TAREA 1: Reescribe el relato de la etapa desde "En Sangüesa, me" hasta "echaré de menos.", cambiando "gemelos" por "prismáticos".
TAREA 2: Prosigue el relato de la etapa de Artieda a Monreal a partir de su última oración.
══ TEXTO DE LECTURA ══
Etapa 3

FRANÇAIS

Martes 18 (Artieda - Monreal)

Con la diferencia horaria, tardo horas en dormirme, como la noche anterior, pero me siento reposada al levantarme.

Visito el castillo de Javier, donde nació san Francisco Javier. Aprendo muchas cosas sobre él y sobre todo sobre la vida cotidiana en un castillo medieval.

En Sangüesa, me sellan en el albergue, y veo por fuera la iglesia Santa Maria la Real . Está cerrada, pero no tiene importancia, porque paso una hora contemplando el pórtico, descrito amorosamente en mi biblia, " The Piligrimage Road to Santiago: the Complete Cultural Handbook " (de Gitlitz y Davidson, una pareja que enseña los estudios hispánicos en la University of Rhode Island). También hay casas de aspecto raro, con sus aleros increíblemente adornados. Empiezo a entender porque Ales nos anima a llevar gemelos, y no es la última vez que los echaré de menos.
═══
══ DATOS EXTRAÍDOS ══
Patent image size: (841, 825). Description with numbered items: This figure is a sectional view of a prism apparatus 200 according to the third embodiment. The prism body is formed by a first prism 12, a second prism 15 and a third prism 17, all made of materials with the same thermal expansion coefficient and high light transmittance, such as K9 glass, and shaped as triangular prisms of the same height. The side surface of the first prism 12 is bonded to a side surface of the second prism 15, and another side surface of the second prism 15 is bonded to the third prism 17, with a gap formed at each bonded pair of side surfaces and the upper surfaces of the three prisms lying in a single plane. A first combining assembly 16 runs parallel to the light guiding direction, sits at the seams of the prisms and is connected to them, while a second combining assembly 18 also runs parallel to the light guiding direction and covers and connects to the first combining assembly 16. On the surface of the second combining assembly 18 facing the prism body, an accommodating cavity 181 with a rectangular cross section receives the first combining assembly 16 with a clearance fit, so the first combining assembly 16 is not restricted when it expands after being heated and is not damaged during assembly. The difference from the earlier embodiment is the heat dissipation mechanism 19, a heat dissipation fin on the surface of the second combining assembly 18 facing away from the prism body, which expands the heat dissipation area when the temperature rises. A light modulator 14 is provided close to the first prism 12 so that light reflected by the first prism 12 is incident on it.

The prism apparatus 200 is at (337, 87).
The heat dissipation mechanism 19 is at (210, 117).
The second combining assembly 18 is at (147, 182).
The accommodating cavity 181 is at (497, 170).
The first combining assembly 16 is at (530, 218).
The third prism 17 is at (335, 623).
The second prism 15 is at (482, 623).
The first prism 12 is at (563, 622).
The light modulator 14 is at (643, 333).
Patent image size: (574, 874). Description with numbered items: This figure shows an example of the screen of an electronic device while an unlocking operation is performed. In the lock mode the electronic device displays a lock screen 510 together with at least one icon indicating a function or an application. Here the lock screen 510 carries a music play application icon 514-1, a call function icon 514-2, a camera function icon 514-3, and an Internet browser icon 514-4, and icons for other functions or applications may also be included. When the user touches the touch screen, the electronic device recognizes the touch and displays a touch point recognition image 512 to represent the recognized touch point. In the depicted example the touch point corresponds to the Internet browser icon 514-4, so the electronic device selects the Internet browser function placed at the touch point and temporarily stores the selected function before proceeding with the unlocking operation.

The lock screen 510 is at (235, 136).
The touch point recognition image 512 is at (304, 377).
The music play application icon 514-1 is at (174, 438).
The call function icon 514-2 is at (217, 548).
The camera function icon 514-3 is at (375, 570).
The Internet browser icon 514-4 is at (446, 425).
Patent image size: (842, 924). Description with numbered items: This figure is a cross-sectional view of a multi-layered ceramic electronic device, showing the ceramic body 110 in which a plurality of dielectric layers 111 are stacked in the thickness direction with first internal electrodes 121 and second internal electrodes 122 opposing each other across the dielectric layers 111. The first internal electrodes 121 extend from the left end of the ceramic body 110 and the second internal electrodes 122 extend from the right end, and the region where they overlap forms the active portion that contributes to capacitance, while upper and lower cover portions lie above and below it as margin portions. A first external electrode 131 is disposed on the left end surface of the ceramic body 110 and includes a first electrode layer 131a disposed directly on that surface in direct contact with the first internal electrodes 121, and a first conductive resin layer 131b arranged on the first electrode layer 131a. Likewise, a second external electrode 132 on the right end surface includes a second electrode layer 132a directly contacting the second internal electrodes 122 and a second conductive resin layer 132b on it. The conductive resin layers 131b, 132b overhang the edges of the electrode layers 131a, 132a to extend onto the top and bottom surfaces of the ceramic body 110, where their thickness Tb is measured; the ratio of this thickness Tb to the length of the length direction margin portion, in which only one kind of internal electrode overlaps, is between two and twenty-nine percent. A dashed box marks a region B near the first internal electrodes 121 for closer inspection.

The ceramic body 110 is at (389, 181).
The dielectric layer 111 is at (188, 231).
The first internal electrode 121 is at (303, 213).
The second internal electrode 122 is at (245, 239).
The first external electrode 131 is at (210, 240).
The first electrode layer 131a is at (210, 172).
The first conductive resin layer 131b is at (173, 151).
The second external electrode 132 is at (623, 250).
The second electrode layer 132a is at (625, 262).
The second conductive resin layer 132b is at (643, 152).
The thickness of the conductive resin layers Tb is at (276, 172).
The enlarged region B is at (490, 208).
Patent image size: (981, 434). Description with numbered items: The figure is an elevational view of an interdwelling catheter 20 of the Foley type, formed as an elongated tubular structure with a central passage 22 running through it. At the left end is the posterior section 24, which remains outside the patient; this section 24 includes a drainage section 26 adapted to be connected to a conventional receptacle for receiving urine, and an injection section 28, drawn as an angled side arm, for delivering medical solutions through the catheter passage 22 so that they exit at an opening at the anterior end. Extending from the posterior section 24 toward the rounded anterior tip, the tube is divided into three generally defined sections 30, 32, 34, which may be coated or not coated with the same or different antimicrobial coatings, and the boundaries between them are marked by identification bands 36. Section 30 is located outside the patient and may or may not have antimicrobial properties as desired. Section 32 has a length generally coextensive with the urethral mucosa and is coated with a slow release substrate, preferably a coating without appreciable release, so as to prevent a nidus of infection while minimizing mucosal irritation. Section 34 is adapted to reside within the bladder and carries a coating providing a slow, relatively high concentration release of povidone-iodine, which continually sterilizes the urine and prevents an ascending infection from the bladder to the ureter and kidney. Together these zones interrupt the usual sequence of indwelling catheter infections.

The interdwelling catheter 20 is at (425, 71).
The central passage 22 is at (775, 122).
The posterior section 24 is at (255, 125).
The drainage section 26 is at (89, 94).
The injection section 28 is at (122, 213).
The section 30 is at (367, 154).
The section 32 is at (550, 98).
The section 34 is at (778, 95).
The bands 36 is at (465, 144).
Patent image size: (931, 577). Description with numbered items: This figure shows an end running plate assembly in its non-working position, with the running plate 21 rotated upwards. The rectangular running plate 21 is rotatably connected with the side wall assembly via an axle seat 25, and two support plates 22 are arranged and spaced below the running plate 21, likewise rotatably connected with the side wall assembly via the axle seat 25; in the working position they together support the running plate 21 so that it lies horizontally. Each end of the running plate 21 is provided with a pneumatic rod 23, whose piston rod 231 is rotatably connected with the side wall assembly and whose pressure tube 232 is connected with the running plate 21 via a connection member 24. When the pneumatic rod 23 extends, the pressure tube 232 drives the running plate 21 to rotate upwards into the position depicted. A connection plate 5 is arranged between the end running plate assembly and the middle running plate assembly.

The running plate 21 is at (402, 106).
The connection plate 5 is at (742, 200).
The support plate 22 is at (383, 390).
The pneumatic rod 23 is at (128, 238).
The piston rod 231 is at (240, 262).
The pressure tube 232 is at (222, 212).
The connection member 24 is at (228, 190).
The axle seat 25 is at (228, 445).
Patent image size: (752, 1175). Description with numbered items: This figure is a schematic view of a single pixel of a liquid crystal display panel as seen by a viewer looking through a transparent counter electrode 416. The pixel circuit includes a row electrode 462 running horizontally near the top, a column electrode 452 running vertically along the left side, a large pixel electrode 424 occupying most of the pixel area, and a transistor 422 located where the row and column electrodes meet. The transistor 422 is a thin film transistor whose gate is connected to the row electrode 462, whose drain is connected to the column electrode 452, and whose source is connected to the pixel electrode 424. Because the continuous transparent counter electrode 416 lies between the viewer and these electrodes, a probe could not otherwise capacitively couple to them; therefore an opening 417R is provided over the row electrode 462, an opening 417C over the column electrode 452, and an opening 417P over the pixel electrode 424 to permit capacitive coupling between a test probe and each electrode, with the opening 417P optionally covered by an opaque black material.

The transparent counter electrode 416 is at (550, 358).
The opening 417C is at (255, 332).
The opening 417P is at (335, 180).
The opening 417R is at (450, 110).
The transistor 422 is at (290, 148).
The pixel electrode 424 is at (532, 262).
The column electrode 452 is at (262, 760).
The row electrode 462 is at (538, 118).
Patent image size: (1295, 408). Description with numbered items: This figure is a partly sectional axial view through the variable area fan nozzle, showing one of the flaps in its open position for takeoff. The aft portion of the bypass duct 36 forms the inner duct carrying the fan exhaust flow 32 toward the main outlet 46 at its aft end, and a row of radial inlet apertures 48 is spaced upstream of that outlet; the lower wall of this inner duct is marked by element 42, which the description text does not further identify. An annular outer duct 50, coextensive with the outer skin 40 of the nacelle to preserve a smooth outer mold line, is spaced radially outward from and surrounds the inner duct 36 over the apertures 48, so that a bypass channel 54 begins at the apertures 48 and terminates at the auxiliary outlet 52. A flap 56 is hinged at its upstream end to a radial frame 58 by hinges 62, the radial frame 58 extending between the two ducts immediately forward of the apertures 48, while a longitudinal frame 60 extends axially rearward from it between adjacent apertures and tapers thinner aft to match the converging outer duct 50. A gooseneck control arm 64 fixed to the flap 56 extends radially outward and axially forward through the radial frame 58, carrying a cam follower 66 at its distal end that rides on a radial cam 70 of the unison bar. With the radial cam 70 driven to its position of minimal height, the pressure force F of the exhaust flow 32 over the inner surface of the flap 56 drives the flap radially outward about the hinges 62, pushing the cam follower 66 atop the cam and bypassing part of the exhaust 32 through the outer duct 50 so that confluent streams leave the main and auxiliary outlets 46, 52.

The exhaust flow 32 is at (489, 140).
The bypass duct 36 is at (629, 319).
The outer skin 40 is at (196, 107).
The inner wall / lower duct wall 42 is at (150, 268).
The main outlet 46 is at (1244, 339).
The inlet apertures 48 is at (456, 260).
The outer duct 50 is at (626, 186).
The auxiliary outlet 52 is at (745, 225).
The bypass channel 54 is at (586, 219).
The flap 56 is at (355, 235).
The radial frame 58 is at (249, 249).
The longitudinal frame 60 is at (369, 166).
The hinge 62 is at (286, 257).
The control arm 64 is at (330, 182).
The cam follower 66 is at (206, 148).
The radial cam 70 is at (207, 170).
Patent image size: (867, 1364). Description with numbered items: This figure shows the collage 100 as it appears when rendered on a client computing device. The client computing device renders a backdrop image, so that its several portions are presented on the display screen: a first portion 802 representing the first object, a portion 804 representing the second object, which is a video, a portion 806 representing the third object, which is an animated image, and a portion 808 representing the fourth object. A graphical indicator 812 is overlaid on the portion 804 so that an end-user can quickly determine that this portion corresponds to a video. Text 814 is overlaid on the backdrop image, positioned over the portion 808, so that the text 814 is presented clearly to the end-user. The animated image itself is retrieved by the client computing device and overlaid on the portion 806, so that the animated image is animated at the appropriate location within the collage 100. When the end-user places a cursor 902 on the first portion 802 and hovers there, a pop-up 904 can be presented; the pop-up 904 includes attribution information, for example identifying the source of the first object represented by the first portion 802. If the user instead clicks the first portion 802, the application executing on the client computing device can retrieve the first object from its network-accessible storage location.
═══
RESPUESTA 1:
En Sangüesa, me sellan en el albergue, y veo por fuera la iglesia Santa Maria la Real . Está cerrada, pero no tiene importancia, porque paso una hora contemplando el pórtico, descrito amorosamente en mi biblia, " The Piligrimage Road to Santiago: the Complete Cultural Handbook " (de Gitlitz y Davidson, una pareja que enseña los estudios hispánicos en la University of Rhode Island). También hay casas de aspecto raro, con sus aleros increíblemente adornados. Empiezo a entender porque Ales nos anima a llevar prismáticos, y no es la última vez que los echaré de menos.

RESPUESTA 2:
Puente medieval de Monreal

A partir de Sangüesa, debo luchar otra vez contra el viento. Siento un pequeño dolor en la rodilla, por primera vez desde el miedo que tuve hace más de un año. Si los cartílagos se deterioran, ya es para el resto de la vida.

Debo dormir en Monreal, aunque no hay albergue, porque el próximo queda demasiado lejos. Solo hay un pequeño hotel. En el bar, discuto una hora con un ciclista inglés, ex-capitán de barco, que llegó a San Sebastián y que está haciendo los Pirineos en sentido contrario (y con el viento en la espalda)…

Monreal tiene como una " atracción " un puente medieval, pero el pueblo es bonito. Respira la prosperidad: casi todas las casas, de piedra, son renovadas.